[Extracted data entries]

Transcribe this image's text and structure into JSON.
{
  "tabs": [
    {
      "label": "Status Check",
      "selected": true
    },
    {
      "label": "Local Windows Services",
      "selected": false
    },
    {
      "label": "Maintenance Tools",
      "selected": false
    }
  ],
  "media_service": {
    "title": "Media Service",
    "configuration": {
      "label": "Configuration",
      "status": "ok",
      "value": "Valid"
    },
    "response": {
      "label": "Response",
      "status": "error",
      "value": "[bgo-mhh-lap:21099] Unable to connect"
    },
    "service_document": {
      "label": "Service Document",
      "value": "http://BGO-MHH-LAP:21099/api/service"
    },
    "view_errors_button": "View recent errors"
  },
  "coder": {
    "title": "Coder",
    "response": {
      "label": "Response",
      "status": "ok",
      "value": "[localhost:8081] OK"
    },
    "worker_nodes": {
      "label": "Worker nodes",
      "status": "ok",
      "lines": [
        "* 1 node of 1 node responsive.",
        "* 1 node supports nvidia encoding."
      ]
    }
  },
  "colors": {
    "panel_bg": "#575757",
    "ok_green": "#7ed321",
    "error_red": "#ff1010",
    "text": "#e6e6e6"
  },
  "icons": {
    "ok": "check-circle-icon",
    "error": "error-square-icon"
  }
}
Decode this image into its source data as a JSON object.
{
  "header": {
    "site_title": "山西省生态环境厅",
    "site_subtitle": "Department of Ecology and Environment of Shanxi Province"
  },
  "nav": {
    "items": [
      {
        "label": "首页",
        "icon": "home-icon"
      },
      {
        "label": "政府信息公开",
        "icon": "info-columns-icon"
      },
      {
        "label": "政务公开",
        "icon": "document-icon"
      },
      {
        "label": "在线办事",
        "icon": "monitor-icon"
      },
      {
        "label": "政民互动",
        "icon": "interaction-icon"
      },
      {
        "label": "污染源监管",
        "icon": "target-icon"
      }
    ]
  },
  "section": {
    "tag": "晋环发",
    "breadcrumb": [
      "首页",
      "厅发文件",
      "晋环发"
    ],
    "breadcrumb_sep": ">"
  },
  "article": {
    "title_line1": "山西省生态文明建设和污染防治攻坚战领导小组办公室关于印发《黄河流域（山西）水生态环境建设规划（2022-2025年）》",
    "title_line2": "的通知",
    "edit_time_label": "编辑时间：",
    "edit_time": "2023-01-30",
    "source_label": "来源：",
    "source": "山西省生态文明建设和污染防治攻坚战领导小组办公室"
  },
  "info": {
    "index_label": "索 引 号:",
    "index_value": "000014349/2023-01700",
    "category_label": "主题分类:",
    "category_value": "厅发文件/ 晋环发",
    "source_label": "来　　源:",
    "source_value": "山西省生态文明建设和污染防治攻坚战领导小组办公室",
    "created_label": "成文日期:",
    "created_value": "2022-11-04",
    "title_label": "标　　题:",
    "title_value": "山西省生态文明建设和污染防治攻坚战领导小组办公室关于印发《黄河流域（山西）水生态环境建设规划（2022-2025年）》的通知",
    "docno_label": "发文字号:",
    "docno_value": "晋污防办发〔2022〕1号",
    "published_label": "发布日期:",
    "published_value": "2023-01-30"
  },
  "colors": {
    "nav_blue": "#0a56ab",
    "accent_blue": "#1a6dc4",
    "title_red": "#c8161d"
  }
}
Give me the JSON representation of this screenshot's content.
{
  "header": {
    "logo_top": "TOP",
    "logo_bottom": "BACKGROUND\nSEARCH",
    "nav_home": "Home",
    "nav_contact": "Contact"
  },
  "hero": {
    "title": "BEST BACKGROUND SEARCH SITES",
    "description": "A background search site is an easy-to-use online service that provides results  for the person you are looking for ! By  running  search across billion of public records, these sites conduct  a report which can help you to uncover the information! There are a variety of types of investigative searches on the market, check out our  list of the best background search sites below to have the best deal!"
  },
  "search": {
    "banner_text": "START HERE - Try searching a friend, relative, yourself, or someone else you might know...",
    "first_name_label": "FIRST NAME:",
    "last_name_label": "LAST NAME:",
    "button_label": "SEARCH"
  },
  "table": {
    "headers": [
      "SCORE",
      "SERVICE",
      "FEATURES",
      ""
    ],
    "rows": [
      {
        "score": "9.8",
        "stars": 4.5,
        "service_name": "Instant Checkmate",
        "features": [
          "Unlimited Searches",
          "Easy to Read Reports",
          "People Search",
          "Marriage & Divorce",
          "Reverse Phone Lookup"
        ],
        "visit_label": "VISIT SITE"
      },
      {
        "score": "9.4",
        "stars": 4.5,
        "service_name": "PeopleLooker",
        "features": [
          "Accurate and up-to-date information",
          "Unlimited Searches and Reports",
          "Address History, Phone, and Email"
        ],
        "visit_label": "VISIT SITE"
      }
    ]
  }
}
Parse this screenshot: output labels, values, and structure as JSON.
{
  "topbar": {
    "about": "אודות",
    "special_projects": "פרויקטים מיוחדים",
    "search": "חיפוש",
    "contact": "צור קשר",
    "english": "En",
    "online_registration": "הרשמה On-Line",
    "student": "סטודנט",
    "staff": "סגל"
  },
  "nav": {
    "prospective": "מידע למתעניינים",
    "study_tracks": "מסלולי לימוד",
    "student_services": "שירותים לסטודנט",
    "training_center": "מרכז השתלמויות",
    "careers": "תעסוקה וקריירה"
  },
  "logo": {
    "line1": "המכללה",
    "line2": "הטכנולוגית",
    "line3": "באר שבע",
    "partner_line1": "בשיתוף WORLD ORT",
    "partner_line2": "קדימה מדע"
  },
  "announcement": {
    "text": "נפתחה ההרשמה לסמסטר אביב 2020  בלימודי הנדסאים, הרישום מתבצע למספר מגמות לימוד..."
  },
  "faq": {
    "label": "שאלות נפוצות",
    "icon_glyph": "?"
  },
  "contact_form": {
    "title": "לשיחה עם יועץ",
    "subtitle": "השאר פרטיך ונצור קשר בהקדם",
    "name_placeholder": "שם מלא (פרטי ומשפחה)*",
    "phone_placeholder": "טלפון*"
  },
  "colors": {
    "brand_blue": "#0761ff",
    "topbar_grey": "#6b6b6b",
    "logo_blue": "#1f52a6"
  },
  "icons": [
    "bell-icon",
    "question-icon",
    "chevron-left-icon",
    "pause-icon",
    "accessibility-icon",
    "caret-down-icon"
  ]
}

- _TASK DIRECTIONS_: In how many lines does the word "山西省生态文明建设和污染防治攻坚战领导小组办公室关于印发" appear? Respond with the number alone.

- _FULL ANSWER_: 2